• _TASK TO CARRY OUT_:
Transcribe the records in full, keeping every character as it is.

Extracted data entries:
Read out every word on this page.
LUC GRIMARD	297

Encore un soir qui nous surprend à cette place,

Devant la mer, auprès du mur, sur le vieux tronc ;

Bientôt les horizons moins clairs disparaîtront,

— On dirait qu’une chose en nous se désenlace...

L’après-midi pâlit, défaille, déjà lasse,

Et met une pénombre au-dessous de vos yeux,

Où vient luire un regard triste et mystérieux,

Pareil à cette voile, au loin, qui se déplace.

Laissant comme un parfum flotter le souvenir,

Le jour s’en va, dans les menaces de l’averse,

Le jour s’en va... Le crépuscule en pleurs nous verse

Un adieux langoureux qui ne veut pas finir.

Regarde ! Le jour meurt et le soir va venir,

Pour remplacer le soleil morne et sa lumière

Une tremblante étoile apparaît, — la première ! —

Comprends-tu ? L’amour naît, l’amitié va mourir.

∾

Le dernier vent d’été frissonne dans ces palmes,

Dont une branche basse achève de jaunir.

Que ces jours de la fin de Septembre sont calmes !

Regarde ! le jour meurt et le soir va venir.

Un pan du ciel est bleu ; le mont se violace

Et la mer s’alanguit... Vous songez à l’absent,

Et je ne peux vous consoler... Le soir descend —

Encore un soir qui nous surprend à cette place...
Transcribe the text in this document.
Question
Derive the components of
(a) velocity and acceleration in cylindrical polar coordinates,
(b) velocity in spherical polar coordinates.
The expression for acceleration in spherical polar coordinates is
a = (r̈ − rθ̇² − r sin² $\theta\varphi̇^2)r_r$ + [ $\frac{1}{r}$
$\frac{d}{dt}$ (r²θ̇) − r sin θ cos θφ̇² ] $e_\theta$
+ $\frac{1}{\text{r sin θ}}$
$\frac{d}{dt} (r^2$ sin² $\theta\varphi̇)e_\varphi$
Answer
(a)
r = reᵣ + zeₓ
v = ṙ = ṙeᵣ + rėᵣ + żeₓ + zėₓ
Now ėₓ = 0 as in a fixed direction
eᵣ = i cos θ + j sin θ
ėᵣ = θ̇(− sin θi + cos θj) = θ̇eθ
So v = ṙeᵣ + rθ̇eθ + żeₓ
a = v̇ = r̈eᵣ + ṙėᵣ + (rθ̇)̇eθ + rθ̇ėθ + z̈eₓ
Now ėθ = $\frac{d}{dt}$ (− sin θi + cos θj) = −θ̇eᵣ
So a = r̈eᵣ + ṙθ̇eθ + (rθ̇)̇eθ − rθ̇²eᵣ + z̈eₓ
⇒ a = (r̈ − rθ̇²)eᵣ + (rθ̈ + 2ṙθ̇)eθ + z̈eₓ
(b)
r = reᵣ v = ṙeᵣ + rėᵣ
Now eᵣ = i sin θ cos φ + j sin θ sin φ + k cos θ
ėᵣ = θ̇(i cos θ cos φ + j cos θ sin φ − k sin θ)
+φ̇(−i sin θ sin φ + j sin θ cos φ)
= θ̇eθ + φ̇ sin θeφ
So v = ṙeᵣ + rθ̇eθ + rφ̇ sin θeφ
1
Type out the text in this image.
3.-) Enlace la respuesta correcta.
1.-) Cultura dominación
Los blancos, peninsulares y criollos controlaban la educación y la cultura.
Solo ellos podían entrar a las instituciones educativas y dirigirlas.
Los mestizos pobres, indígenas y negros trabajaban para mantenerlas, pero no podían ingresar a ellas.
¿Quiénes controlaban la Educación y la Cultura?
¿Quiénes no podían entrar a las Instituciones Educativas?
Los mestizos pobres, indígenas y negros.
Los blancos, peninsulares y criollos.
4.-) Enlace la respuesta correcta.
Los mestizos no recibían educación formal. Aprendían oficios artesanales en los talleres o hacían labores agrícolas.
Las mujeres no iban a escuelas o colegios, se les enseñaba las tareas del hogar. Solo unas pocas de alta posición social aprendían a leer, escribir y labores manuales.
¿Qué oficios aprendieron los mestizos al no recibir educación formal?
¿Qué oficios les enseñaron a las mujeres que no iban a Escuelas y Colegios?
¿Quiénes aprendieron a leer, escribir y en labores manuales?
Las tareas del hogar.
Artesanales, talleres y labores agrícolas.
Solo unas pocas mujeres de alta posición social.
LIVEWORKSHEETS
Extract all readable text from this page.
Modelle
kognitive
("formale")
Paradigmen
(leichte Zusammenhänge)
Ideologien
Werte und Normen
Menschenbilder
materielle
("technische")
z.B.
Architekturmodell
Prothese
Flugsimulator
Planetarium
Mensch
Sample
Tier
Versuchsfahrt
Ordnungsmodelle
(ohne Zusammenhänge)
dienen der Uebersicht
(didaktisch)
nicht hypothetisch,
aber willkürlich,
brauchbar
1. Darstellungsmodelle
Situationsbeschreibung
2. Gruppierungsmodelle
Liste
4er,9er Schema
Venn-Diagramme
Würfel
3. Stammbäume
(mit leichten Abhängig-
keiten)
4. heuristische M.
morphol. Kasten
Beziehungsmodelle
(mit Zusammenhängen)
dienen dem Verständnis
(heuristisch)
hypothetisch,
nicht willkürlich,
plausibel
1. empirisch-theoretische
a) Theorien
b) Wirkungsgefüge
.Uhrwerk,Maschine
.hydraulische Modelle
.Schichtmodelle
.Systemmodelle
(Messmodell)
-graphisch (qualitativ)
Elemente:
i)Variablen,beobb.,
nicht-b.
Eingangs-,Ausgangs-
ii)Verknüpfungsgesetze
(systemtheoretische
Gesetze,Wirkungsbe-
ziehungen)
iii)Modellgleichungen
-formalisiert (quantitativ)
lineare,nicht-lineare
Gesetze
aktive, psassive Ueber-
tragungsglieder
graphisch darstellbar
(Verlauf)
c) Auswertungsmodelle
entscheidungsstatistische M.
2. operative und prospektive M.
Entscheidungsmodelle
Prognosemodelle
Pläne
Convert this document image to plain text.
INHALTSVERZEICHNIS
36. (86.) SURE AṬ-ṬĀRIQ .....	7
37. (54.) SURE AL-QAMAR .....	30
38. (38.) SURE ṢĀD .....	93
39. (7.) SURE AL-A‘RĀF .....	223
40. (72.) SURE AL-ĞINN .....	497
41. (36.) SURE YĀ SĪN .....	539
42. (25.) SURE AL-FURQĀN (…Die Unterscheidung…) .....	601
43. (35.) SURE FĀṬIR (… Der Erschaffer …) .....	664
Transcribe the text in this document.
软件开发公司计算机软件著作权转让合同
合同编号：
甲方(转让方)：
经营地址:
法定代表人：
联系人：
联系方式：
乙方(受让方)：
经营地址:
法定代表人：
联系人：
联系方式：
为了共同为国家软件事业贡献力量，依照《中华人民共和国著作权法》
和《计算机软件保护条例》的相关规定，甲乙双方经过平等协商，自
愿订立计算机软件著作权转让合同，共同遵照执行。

• _TASK SOLUTION_:
Read out every word on this page.
LUC GRIMARD	297

Encore un soir qui nous surprend à cette place,

Devant la mer, auprès du mur, sur le vieux tronc ;

Bientôt les horizons moins clairs disparaîtront,

— On dirait qu’une chose en nous se désenlace...

L’après-midi pâlit, défaille, déjà lasse,

Et met une pénombre au-dessous de vos yeux,

Où vient luire un regard triste et mystérieux,

Pareil à cette voile, au loin, qui se déplace.

Laissant comme un parfum flotter le souvenir,

Le jour s’en va, dans les menaces de l’averse,

Le jour s’en va... Le crépuscule en pleurs nous verse

Un adieux langoureux qui ne veut pas finir.

Regarde ! Le jour meurt et le soir va venir,

Pour remplacer le soleil morne et sa lumière

Une tremblante étoile apparaît, — la première ! —

Comprends-tu ? L’amour naît, l’amitié va mourir.

∾

Le dernier vent d’été frissonne dans ces palmes,

Dont une branche basse achève de jaunir.

Que ces jours de la fin de Septembre sont calmes !

Regarde ! le jour meurt et le soir va venir.

Un pan du ciel est bleu ; le mont se violace

Et la mer s’alanguit... Vous songez à l’absent,

Et je ne peux vous consoler... Le soir descend —

Encore un soir qui nous surprend à cette place...
Transcribe the text in this document.
Question
Derive the components of
(a) velocity and acceleration in cylindrical polar coordinates,
(b) velocity in spherical polar coordinates.
The expression for acceleration in spherical polar coordinates is
a = (r̈ − rθ̇² − r sin² $\theta\varphi̇^2)r_r$ + [ $\frac{1}{r}$
$\frac{d}{dt}$ (r²θ̇) − r sin θ cos θφ̇² ] $e_\theta$
+ $\frac{1}{\text{r sin θ}}$
$\frac{d}{dt} (r^2$ sin² $\theta\varphi̇)e_\varphi$
Answer
(a)
r = reᵣ + zeₓ
v = ṙ = ṙeᵣ + rėᵣ + żeₓ + zėₓ
Now ėₓ = 0 as in a fixed direction
eᵣ = i cos θ + j sin θ
ėᵣ = θ̇(− sin θi + cos θj) = θ̇eθ
So v = ṙeᵣ + rθ̇eθ + żeₓ
a = v̇ = r̈eᵣ + ṙėᵣ + (rθ̇)̇eθ + rθ̇ėθ + z̈eₓ
Now ėθ = $\frac{d}{dt}$ (− sin θi + cos θj) = −θ̇eᵣ
So a = r̈eᵣ + ṙθ̇eθ + (rθ̇)̇eθ − rθ̇²eᵣ + z̈eₓ
⇒ a = (r̈ − rθ̇²)eᵣ + (rθ̈ + 2ṙθ̇)eθ + z̈eₓ
(b)
r = reᵣ v = ṙeᵣ + rėᵣ
Now eᵣ = i sin θ cos φ + j sin θ sin φ + k cos θ
ėᵣ = θ̇(i cos θ cos φ + j cos θ sin φ − k sin θ)
+φ̇(−i sin θ sin φ + j sin θ cos φ)
= θ̇eθ + φ̇ sin θeφ
So v = ṙeᵣ + rθ̇eθ + rφ̇ sin θeφ
1
Type out the text in this image.
3.-) Enlace la respuesta correcta.
1.-) Cultura dominación
Los blancos, peninsulares y criollos controlaban la educación y la cultura.
Solo ellos podían entrar a las instituciones educativas y dirigirlas.
Los mestizos pobres, indígenas y negros trabajaban para mantenerlas, pero no podían ingresar a ellas.
¿Quiénes controlaban la Educación y la Cultura?
¿Quiénes no podían entrar a las Instituciones Educativas?
Los mestizos pobres, indígenas y negros.
Los blancos, peninsulares y criollos.
4.-) Enlace la respuesta correcta.
Los mestizos no recibían educación formal. Aprendían oficios artesanales en los talleres o hacían labores agrícolas.
Las mujeres no iban a escuelas o colegios, se les enseñaba las tareas del hogar. Solo unas pocas de alta posición social aprendían a leer, escribir y labores manuales.
¿Qué oficios aprendieron los mestizos al no recibir educación formal?
¿Qué oficios les enseñaron a las mujeres que no iban a Escuelas y Colegios?
¿Quiénes aprendieron a leer, escribir y en labores manuales?
Las tareas del hogar.
Artesanales, talleres y labores agrícolas.
Solo unas pocas mujeres de alta posición social.
LIVEWORKSHEETS
Extract all readable text from this page.
Modelle
kognitive
("formale")
Paradigmen
(leichte Zusammenhänge)
Ideologien
Werte und Normen
Menschenbilder
materielle
("technische")
z.B.
Architekturmodell
Prothese
Flugsimulator
Planetarium
Mensch
Sample
Tier
Versuchsfahrt
Ordnungsmodelle
(ohne Zusammenhänge)
dienen der Uebersicht
(didaktisch)
nicht hypothetisch,
aber willkürlich,
brauchbar
1. Darstellungsmodelle
Situationsbeschreibung
2. Gruppierungsmodelle
Liste
4er,9er Schema
Venn-Diagramme
Würfel
3. Stammbäume
(mit leichten Abhängig-
keiten)
4. heuristische M.
morphol. Kasten
Beziehungsmodelle
(mit Zusammenhängen)
dienen dem Verständnis
(heuristisch)
hypothetisch,
nicht willkürlich,
plausibel
1. empirisch-theoretische
a) Theorien
b) Wirkungsgefüge
.Uhrwerk,Maschine
.hydraulische Modelle
.Schichtmodelle
.Systemmodelle
(Messmodell)
-graphisch (qualitativ)
Elemente:
i)Variablen,beobb.,
nicht-b.
Eingangs-,Ausgangs-
ii)Verknüpfungsgesetze
(systemtheoretische
Gesetze,Wirkungsbe-
ziehungen)
iii)Modellgleichungen
-formalisiert (quantitativ)
lineare,nicht-lineare
Gesetze
aktive, psassive Ueber-
tragungsglieder
graphisch darstellbar
(Verlauf)
c) Auswertungsmodelle
entscheidungsstatistische M.
2. operative und prospektive M.
Entscheidungsmodelle
Prognosemodelle
Pläne
Convert this document image to plain text.
INHALTSVERZEICHNIS
36. (86.) SURE AṬ-ṬĀRIQ .....	7
37. (54.) SURE AL-QAMAR .....	30
38. (38.) SURE ṢĀD .....	93
39. (7.) SURE AL-A‘RĀF .....	223
40. (72.) SURE AL-ĞINN .....	497
41. (36.) SURE YĀ SĪN .....	539
42. (25.) SURE AL-FURQĀN (…Die Unterscheidung…) .....	601
43. (35.) SURE FĀṬIR (… Der Erschaffer …) .....	664
Transcribe the text in this document.
软件开发公司计算机软件著作权转让合同
合同编号：
甲方(转让方)：
经营地址:
法定代表人：
联系人：
联系方式：
乙方(受让方)：
经营地址:
法定代表人：
联系人：
联系方式：
为了共同为国家软件事业贡献力量，依照《中华人民共和国著作权法》
和《计算机软件保护条例》的相关规定，甲乙双方经过平等协商，自
愿订立计算机软件著作权转让合同，共同遵照执行。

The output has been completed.